• Short problem: Output the lines below, starting at the line containing "Point bbox=[240, 531, 263, 545]" and ending at the line containing "Point bbox=[264, 510, 287, 524]", as a JSON list of strings with one string per line and any blank lines omitted.
----
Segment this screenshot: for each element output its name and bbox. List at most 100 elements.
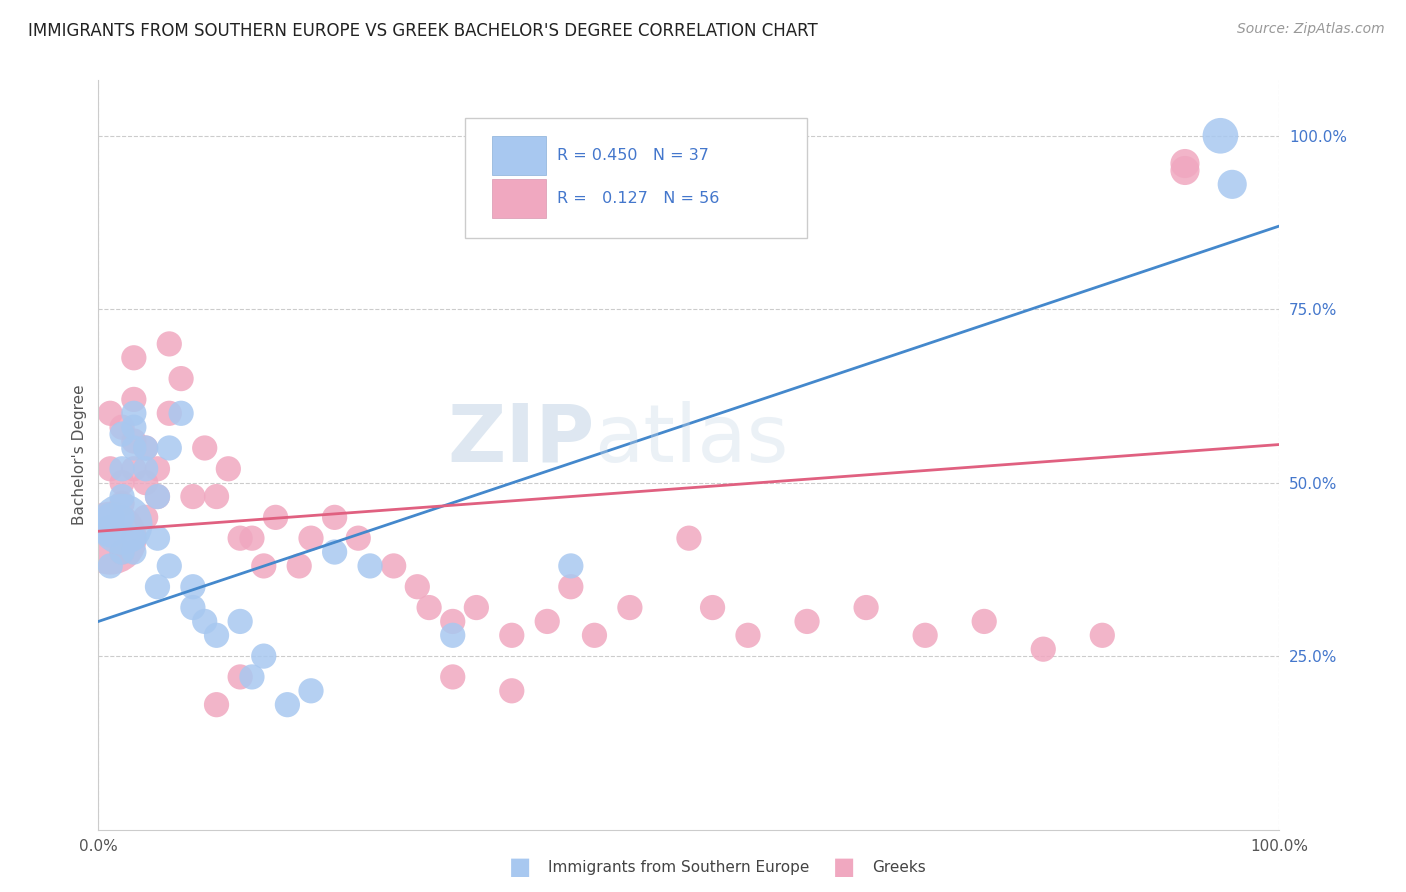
Point bbox=[240, 531, 263, 545]
Point bbox=[135, 462, 157, 476]
Point bbox=[441, 628, 464, 642]
Point bbox=[465, 600, 488, 615]
Point bbox=[560, 558, 582, 573]
Point bbox=[441, 670, 464, 684]
Point bbox=[98, 531, 121, 545]
FancyBboxPatch shape bbox=[464, 118, 807, 237]
Point bbox=[441, 615, 464, 629]
Point bbox=[855, 600, 877, 615]
Point bbox=[737, 628, 759, 642]
Point bbox=[98, 406, 121, 420]
Text: ■: ■ bbox=[832, 855, 855, 879]
Point bbox=[583, 628, 606, 642]
Point bbox=[1220, 178, 1243, 192]
Point bbox=[276, 698, 298, 712]
Point bbox=[157, 337, 180, 351]
Point bbox=[418, 600, 440, 615]
Point bbox=[914, 628, 936, 642]
Point bbox=[619, 600, 641, 615]
Point bbox=[111, 420, 134, 434]
Point bbox=[240, 670, 263, 684]
Point bbox=[253, 558, 276, 573]
Point bbox=[98, 524, 121, 539]
Point bbox=[253, 649, 276, 664]
Point bbox=[122, 545, 145, 559]
Point bbox=[229, 531, 252, 545]
Point bbox=[323, 545, 346, 559]
Point bbox=[1174, 156, 1197, 170]
Point bbox=[181, 580, 204, 594]
Point bbox=[229, 615, 252, 629]
Point bbox=[146, 580, 169, 594]
Point bbox=[501, 628, 523, 642]
Point bbox=[146, 490, 169, 504]
Point bbox=[264, 510, 287, 524]
Point bbox=[111, 490, 134, 504]
FancyBboxPatch shape bbox=[492, 179, 546, 219]
Point bbox=[98, 462, 121, 476]
Point bbox=[98, 510, 121, 524]
Point bbox=[170, 371, 193, 385]
Point bbox=[122, 462, 145, 476]
Point bbox=[122, 392, 145, 407]
Point bbox=[111, 545, 134, 559]
Point bbox=[135, 475, 157, 490]
Point bbox=[205, 490, 228, 504]
Y-axis label: Bachelor's Degree: Bachelor's Degree bbox=[72, 384, 87, 525]
Point bbox=[135, 510, 157, 524]
Point bbox=[146, 531, 169, 545]
Point bbox=[111, 462, 134, 476]
Text: Source: ZipAtlas.com: Source: ZipAtlas.com bbox=[1237, 22, 1385, 37]
Point bbox=[299, 683, 322, 698]
Point bbox=[146, 490, 169, 504]
Point bbox=[1174, 163, 1197, 178]
Point bbox=[229, 670, 252, 684]
Point bbox=[111, 545, 134, 559]
Text: IMMIGRANTS FROM SOUTHERN EUROPE VS GREEK BACHELOR'S DEGREE CORRELATION CHART: IMMIGRANTS FROM SOUTHERN EUROPE VS GREEK… bbox=[28, 22, 818, 40]
Point bbox=[157, 406, 180, 420]
Text: R =   0.127   N = 56: R = 0.127 N = 56 bbox=[557, 191, 718, 206]
Point bbox=[111, 496, 134, 510]
Point bbox=[1032, 642, 1054, 657]
Text: ■: ■ bbox=[509, 855, 531, 879]
Point bbox=[111, 517, 134, 532]
Point bbox=[122, 441, 145, 455]
Point bbox=[536, 615, 558, 629]
Point bbox=[157, 558, 180, 573]
Point bbox=[122, 434, 145, 448]
Point bbox=[205, 628, 228, 642]
Point bbox=[382, 558, 405, 573]
Point bbox=[170, 406, 193, 420]
Point bbox=[406, 580, 429, 594]
Text: R = 0.450   N = 37: R = 0.450 N = 37 bbox=[557, 148, 709, 163]
Point bbox=[122, 531, 145, 545]
Point bbox=[217, 462, 239, 476]
Point bbox=[501, 683, 523, 698]
Point bbox=[111, 475, 134, 490]
Point bbox=[973, 615, 995, 629]
Point bbox=[288, 558, 311, 573]
Point bbox=[796, 615, 818, 629]
Point bbox=[122, 351, 145, 365]
Text: Immigrants from Southern Europe: Immigrants from Southern Europe bbox=[548, 860, 810, 874]
Point bbox=[359, 558, 381, 573]
Point bbox=[702, 600, 724, 615]
Point bbox=[678, 531, 700, 545]
Point bbox=[157, 441, 180, 455]
Point bbox=[560, 580, 582, 594]
FancyBboxPatch shape bbox=[492, 136, 546, 176]
Point bbox=[194, 615, 217, 629]
Point bbox=[111, 510, 134, 524]
Point bbox=[299, 531, 322, 545]
Point bbox=[1091, 628, 1114, 642]
Point bbox=[1209, 128, 1232, 143]
Point bbox=[122, 420, 145, 434]
Point bbox=[98, 558, 121, 573]
Point bbox=[205, 698, 228, 712]
Point bbox=[181, 600, 204, 615]
Point bbox=[135, 441, 157, 455]
Point bbox=[122, 406, 145, 420]
Text: Greeks: Greeks bbox=[872, 860, 925, 874]
Point bbox=[181, 490, 204, 504]
Text: atlas: atlas bbox=[595, 401, 789, 479]
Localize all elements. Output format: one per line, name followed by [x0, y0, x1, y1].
----
• Response to this exercise:
[
  "Point bbox=[240, 531, 263, 545]",
  "Point bbox=[135, 462, 157, 476]",
  "Point bbox=[441, 628, 464, 642]",
  "Point bbox=[465, 600, 488, 615]",
  "Point bbox=[560, 558, 582, 573]",
  "Point bbox=[441, 670, 464, 684]",
  "Point bbox=[98, 531, 121, 545]",
  "FancyBboxPatch shape bbox=[464, 118, 807, 237]",
  "Point bbox=[441, 615, 464, 629]",
  "Point bbox=[855, 600, 877, 615]",
  "Point bbox=[737, 628, 759, 642]",
  "Point bbox=[98, 406, 121, 420]",
  "Text: ■: ■ bbox=[832, 855, 855, 879]",
  "Point bbox=[583, 628, 606, 642]",
  "Point bbox=[1220, 178, 1243, 192]",
  "Point bbox=[276, 698, 298, 712]",
  "Point bbox=[157, 337, 180, 351]",
  "Point bbox=[418, 600, 440, 615]",
  "Point bbox=[914, 628, 936, 642]",
  "Point bbox=[619, 600, 641, 615]",
  "Point bbox=[111, 420, 134, 434]",
  "Point bbox=[240, 670, 263, 684]",
  "Point bbox=[253, 558, 276, 573]",
  "Point bbox=[98, 524, 121, 539]",
  "Point bbox=[253, 649, 276, 664]",
  "Point bbox=[122, 545, 145, 559]",
  "Point bbox=[229, 531, 252, 545]",
  "Point bbox=[323, 545, 346, 559]",
  "Point bbox=[1174, 156, 1197, 170]",
  "Point bbox=[181, 580, 204, 594]",
  "Point bbox=[229, 615, 252, 629]",
  "Point bbox=[146, 580, 169, 594]",
  "Point bbox=[501, 628, 523, 642]",
  "Point bbox=[146, 490, 169, 504]",
  "Point bbox=[264, 510, 287, 524]"
]